* [Set task]: Copy every line, leaving nothing out and adding nothing.

* [Supplied entries]:
_____
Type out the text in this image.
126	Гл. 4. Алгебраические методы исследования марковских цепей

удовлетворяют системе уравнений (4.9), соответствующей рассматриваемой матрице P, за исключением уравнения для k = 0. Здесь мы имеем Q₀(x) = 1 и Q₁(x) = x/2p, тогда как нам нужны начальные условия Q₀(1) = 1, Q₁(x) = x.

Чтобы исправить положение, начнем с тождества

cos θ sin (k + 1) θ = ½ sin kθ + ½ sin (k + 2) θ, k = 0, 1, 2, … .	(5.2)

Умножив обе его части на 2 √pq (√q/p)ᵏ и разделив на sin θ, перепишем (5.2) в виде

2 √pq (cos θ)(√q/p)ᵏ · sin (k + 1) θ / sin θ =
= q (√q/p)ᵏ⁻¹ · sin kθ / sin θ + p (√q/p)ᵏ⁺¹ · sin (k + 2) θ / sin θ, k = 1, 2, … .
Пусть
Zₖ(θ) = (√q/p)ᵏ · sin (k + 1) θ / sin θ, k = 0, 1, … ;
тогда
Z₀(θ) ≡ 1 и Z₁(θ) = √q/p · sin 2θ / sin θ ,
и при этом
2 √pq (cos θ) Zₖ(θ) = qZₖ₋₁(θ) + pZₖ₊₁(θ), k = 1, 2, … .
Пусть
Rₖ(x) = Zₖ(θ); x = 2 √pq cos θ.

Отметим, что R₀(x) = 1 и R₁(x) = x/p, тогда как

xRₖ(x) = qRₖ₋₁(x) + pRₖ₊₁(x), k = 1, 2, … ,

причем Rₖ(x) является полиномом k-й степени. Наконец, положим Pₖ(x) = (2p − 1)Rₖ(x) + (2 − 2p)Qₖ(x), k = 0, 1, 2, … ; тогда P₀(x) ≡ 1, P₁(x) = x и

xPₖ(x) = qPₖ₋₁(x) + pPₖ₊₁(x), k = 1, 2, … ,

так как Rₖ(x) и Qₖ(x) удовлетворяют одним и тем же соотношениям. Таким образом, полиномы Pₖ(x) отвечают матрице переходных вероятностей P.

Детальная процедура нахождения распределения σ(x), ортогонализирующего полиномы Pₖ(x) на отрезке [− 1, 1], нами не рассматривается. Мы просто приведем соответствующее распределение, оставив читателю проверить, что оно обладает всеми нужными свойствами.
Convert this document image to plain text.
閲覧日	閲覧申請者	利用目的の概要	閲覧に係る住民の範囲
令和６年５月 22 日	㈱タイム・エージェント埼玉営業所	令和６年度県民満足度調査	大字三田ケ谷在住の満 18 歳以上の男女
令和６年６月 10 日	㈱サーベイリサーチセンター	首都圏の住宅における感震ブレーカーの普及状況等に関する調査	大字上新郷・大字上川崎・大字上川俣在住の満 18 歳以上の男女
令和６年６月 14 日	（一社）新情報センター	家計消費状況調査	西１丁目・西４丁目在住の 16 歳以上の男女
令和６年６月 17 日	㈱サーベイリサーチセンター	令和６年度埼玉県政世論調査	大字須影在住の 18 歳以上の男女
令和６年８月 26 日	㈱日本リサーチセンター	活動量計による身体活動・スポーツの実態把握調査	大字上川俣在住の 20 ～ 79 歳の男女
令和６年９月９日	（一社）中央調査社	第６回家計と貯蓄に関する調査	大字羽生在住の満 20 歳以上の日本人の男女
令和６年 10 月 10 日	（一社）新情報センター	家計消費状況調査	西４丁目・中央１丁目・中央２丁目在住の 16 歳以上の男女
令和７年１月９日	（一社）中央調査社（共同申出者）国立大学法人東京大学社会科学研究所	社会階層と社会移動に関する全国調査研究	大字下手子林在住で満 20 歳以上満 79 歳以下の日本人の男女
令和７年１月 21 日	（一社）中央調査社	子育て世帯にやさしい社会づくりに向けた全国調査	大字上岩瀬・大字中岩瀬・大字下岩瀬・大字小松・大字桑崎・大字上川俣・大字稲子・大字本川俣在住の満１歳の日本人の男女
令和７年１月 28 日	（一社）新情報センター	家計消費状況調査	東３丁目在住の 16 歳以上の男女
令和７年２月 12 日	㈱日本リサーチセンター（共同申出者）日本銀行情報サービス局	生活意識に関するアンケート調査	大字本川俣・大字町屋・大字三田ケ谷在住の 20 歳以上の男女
_____
* [Expected answer]:
Type out the text in this image.
126	Гл. 4. Алгебраические методы исследования марковских цепей

удовлетворяют системе уравнений (4.9), соответствующей рассматриваемой матрице P, за исключением уравнения для k = 0. Здесь мы имеем Q₀(x) = 1 и Q₁(x) = x/2p, тогда как нам нужны начальные условия Q₀(1) = 1, Q₁(x) = x.

Чтобы исправить положение, начнем с тождества

cos θ sin (k + 1) θ = ½ sin kθ + ½ sin (k + 2) θ, k = 0, 1, 2, … .	(5.2)

Умножив обе его части на 2 √pq (√q/p)ᵏ и разделив на sin θ, перепишем (5.2) в виде

2 √pq (cos θ)(√q/p)ᵏ · sin (k + 1) θ / sin θ =
= q (√q/p)ᵏ⁻¹ · sin kθ / sin θ + p (√q/p)ᵏ⁺¹ · sin (k + 2) θ / sin θ, k = 1, 2, … .
Пусть
Zₖ(θ) = (√q/p)ᵏ · sin (k + 1) θ / sin θ, k = 0, 1, … ;
тогда
Z₀(θ) ≡ 1 и Z₁(θ) = √q/p · sin 2θ / sin θ ,
и при этом
2 √pq (cos θ) Zₖ(θ) = qZₖ₋₁(θ) + pZₖ₊₁(θ), k = 1, 2, … .
Пусть
Rₖ(x) = Zₖ(θ); x = 2 √pq cos θ.

Отметим, что R₀(x) = 1 и R₁(x) = x/p, тогда как

xRₖ(x) = qRₖ₋₁(x) + pRₖ₊₁(x), k = 1, 2, … ,

причем Rₖ(x) является полиномом k-й степени. Наконец, положим Pₖ(x) = (2p − 1)Rₖ(x) + (2 − 2p)Qₖ(x), k = 0, 1, 2, … ; тогда P₀(x) ≡ 1, P₁(x) = x и

xPₖ(x) = qPₖ₋₁(x) + pPₖ₊₁(x), k = 1, 2, … ,

так как Rₖ(x) и Qₖ(x) удовлетворяют одним и тем же соотношениям. Таким образом, полиномы Pₖ(x) отвечают матрице переходных вероятностей P.

Детальная процедура нахождения распределения σ(x), ортогонализирующего полиномы Pₖ(x) на отрезке [− 1, 1], нами не рассматривается. Мы просто приведем соответствующее распределение, оставив читателю проверить, что оно обладает всеми нужными свойствами.
Convert this document image to plain text.
閲覧日	閲覧申請者	利用目的の概要	閲覧に係る住民の範囲
令和６年５月 22 日	㈱タイム・エージェント埼玉営業所	令和６年度県民満足度調査	大字三田ケ谷在住の満 18 歳以上の男女
令和６年６月 10 日	㈱サーベイリサーチセンター	首都圏の住宅における感震ブレーカーの普及状況等に関する調査	大字上新郷・大字上川崎・大字上川俣在住の満 18 歳以上の男女
令和６年６月 14 日	（一社）新情報センター	家計消費状況調査	西１丁目・西４丁目在住の 16 歳以上の男女
令和６年６月 17 日	㈱サーベイリサーチセンター	令和６年度埼玉県政世論調査	大字須影在住の 18 歳以上の男女
令和６年８月 26 日	㈱日本リサーチセンター	活動量計による身体活動・スポーツの実態把握調査	大字上川俣在住の 20 ～ 79 歳の男女
令和６年９月９日	（一社）中央調査社	第６回家計と貯蓄に関する調査	大字羽生在住の満 20 歳以上の日本人の男女
令和６年 10 月 10 日	（一社）新情報センター	家計消費状況調査	西４丁目・中央１丁目・中央２丁目在住の 16 歳以上の男女
令和７年１月９日	（一社）中央調査社（共同申出者）国立大学法人東京大学社会科学研究所	社会階層と社会移動に関する全国調査研究	大字下手子林在住で満 20 歳以上満 79 歳以下の日本人の男女
令和７年１月 21 日	（一社）中央調査社	子育て世帯にやさしい社会づくりに向けた全国調査	大字上岩瀬・大字中岩瀬・大字下岩瀬・大字小松・大字桑崎・大字上川俣・大字稲子・大字本川俣在住の満１歳の日本人の男女
令和７年１月 28 日	（一社）新情報センター	家計消費状況調査	東３丁目在住の 16 歳以上の男女
令和７年２月 12 日	㈱日本リサーチセンター（共同申出者）日本銀行情報サービス局	生活意識に関するアンケート調査	大字本川俣・大字町屋・大字三田ケ谷在住の 20 歳以上の男女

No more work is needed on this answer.